§ Data for processing:
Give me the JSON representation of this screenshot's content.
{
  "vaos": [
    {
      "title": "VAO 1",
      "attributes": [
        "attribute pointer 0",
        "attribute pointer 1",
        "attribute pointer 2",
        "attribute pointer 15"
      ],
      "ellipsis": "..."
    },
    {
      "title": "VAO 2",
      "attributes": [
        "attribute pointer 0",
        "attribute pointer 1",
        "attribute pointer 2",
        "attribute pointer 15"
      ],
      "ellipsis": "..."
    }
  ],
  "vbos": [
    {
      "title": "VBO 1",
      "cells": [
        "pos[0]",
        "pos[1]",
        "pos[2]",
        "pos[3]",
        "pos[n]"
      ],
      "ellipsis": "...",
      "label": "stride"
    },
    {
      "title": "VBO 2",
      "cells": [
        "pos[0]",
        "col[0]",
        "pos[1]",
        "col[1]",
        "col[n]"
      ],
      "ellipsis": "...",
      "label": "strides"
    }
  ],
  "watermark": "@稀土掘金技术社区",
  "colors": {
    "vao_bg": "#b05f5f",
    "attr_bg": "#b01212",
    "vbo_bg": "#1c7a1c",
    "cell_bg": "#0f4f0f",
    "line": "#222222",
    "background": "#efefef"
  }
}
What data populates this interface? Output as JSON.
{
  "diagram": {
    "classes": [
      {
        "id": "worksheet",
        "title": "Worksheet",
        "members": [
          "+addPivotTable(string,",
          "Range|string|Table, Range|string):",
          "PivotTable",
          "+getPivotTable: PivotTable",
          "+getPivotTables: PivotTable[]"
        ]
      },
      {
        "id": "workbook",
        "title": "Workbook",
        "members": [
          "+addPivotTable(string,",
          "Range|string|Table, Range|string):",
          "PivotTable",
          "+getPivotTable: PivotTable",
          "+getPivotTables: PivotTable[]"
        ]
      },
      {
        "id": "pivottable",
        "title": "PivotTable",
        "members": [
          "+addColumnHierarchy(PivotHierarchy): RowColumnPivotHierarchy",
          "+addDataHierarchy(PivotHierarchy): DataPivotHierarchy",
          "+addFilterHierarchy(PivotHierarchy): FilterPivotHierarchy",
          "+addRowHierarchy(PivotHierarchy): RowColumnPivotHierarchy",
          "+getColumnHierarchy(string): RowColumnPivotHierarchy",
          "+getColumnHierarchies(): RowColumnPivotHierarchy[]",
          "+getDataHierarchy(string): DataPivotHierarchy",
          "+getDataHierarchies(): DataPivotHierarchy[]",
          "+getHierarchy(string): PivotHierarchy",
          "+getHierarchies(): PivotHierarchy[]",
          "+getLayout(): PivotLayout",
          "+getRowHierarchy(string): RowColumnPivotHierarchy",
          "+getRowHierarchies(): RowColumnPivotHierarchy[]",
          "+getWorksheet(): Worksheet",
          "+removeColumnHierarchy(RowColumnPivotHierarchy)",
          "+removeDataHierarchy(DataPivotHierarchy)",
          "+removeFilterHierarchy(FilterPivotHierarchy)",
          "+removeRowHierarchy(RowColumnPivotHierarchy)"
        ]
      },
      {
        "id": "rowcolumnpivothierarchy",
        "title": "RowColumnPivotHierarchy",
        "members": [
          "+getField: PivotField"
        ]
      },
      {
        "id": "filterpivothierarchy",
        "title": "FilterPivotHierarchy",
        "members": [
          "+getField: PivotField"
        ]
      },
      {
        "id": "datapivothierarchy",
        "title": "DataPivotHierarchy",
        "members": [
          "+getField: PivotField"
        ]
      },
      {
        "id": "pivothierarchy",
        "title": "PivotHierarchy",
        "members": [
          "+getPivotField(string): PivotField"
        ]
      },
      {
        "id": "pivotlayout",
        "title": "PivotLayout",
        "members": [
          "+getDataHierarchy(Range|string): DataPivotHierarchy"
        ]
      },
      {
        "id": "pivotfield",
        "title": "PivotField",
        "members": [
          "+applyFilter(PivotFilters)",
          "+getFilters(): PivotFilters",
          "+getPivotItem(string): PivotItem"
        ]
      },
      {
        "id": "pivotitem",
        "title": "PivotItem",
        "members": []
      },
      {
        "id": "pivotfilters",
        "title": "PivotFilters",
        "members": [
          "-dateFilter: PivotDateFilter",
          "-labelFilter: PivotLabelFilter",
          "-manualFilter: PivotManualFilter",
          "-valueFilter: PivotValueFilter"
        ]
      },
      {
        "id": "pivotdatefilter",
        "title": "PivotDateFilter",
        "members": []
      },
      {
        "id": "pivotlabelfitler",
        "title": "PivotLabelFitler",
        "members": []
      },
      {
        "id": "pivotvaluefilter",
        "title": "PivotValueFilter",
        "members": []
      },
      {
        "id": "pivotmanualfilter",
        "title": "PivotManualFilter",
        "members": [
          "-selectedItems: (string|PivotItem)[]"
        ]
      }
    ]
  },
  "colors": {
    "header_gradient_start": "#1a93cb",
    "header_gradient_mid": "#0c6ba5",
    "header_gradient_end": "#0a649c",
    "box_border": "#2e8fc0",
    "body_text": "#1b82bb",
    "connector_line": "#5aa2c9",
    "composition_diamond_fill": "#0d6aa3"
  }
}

§ What the task asks: Repeat the whole listing exactly, keeping every line intact.

§ Complete output:
Give me the JSON representation of this screenshot's content.
{
  "vaos": [
    {
      "title": "VAO 1",
      "attributes": [
        "attribute pointer 0",
        "attribute pointer 1",
        "attribute pointer 2",
        "attribute pointer 15"
      ],
      "ellipsis": "..."
    },
    {
      "title": "VAO 2",
      "attributes": [
        "attribute pointer 0",
        "attribute pointer 1",
        "attribute pointer 2",
        "attribute pointer 15"
      ],
      "ellipsis": "..."
    }
  ],
  "vbos": [
    {
      "title": "VBO 1",
      "cells": [
        "pos[0]",
        "pos[1]",
        "pos[2]",
        "pos[3]",
        "pos[n]"
      ],
      "ellipsis": "...",
      "label": "stride"
    },
    {
      "title": "VBO 2",
      "cells": [
        "pos[0]",
        "col[0]",
        "pos[1]",
        "col[1]",
        "col[n]"
      ],
      "ellipsis": "...",
      "label": "strides"
    }
  ],
  "watermark": "@稀土掘金技术社区",
  "colors": {
    "vao_bg": "#b05f5f",
    "attr_bg": "#b01212",
    "vbo_bg": "#1c7a1c",
    "cell_bg": "#0f4f0f",
    "line": "#222222",
    "background": "#efefef"
  }
}
What data populates this interface? Output as JSON.
{
  "diagram": {
    "classes": [
      {
        "id": "worksheet",
        "title": "Worksheet",
        "members": [
          "+addPivotTable(string,",
          "Range|string|Table, Range|string):",
          "PivotTable",
          "+getPivotTable: PivotTable",
          "+getPivotTables: PivotTable[]"
        ]
      },
      {
        "id": "workbook",
        "title": "Workbook",
        "members": [
          "+addPivotTable(string,",
          "Range|string|Table, Range|string):",
          "PivotTable",
          "+getPivotTable: PivotTable",
          "+getPivotTables: PivotTable[]"
        ]
      },
      {
        "id": "pivottable",
        "title": "PivotTable",
        "members": [
          "+addColumnHierarchy(PivotHierarchy): RowColumnPivotHierarchy",
          "+addDataHierarchy(PivotHierarchy): DataPivotHierarchy",
          "+addFilterHierarchy(PivotHierarchy): FilterPivotHierarchy",
          "+addRowHierarchy(PivotHierarchy): RowColumnPivotHierarchy",
          "+getColumnHierarchy(string): RowColumnPivotHierarchy",
          "+getColumnHierarchies(): RowColumnPivotHierarchy[]",
          "+getDataHierarchy(string): DataPivotHierarchy",
          "+getDataHierarchies(): DataPivotHierarchy[]",
          "+getHierarchy(string): PivotHierarchy",
          "+getHierarchies(): PivotHierarchy[]",
          "+getLayout(): PivotLayout",
          "+getRowHierarchy(string): RowColumnPivotHierarchy",
          "+getRowHierarchies(): RowColumnPivotHierarchy[]",
          "+getWorksheet(): Worksheet",
          "+removeColumnHierarchy(RowColumnPivotHierarchy)",
          "+removeDataHierarchy(DataPivotHierarchy)",
          "+removeFilterHierarchy(FilterPivotHierarchy)",
          "+removeRowHierarchy(RowColumnPivotHierarchy)"
        ]
      },
      {
        "id": "rowcolumnpivothierarchy",
        "title": "RowColumnPivotHierarchy",
        "members": [
          "+getField: PivotField"
        ]
      },
      {
        "id": "filterpivothierarchy",
        "title": "FilterPivotHierarchy",
        "members": [
          "+getField: PivotField"
        ]
      },
      {
        "id": "datapivothierarchy",
        "title": "DataPivotHierarchy",
        "members": [
          "+getField: PivotField"
        ]
      },
      {
        "id": "pivothierarchy",
        "title": "PivotHierarchy",
        "members": [
          "+getPivotField(string): PivotField"
        ]
      },
      {
        "id": "pivotlayout",
        "title": "PivotLayout",
        "members": [
          "+getDataHierarchy(Range|string): DataPivotHierarchy"
        ]
      },
      {
        "id": "pivotfield",
        "title": "PivotField",
        "members": [
          "+applyFilter(PivotFilters)",
          "+getFilters(): PivotFilters",
          "+getPivotItem(string): PivotItem"
        ]
      },
      {
        "id": "pivotitem",
        "title": "PivotItem",
        "members": []
      },
      {
        "id": "pivotfilters",
        "title": "PivotFilters",
        "members": [
          "-dateFilter: PivotDateFilter",
          "-labelFilter: PivotLabelFilter",
          "-manualFilter: PivotManualFilter",
          "-valueFilter: PivotValueFilter"
        ]
      },
      {
        "id": "pivotdatefilter",
        "title": "PivotDateFilter",
        "members": []
      },
      {
        "id": "pivotlabelfitler",
        "title": "PivotLabelFitler",
        "members": []
      },
      {
        "id": "pivotvaluefilter",
        "title": "PivotValueFilter",
        "members": []
      },
      {
        "id": "pivotmanualfilter",
        "title": "PivotManualFilter",
        "members": [
          "-selectedItems: (string|PivotItem)[]"
        ]
      }
    ]
  },
  "colors": {
    "header_gradient_start": "#1a93cb",
    "header_gradient_mid": "#0c6ba5",
    "header_gradient_end": "#0a649c",
    "box_border": "#2e8fc0",
    "body_text": "#1b82bb",
    "connector_line": "#5aa2c9",
    "composition_diamond_fill": "#0d6aa3"
  }
}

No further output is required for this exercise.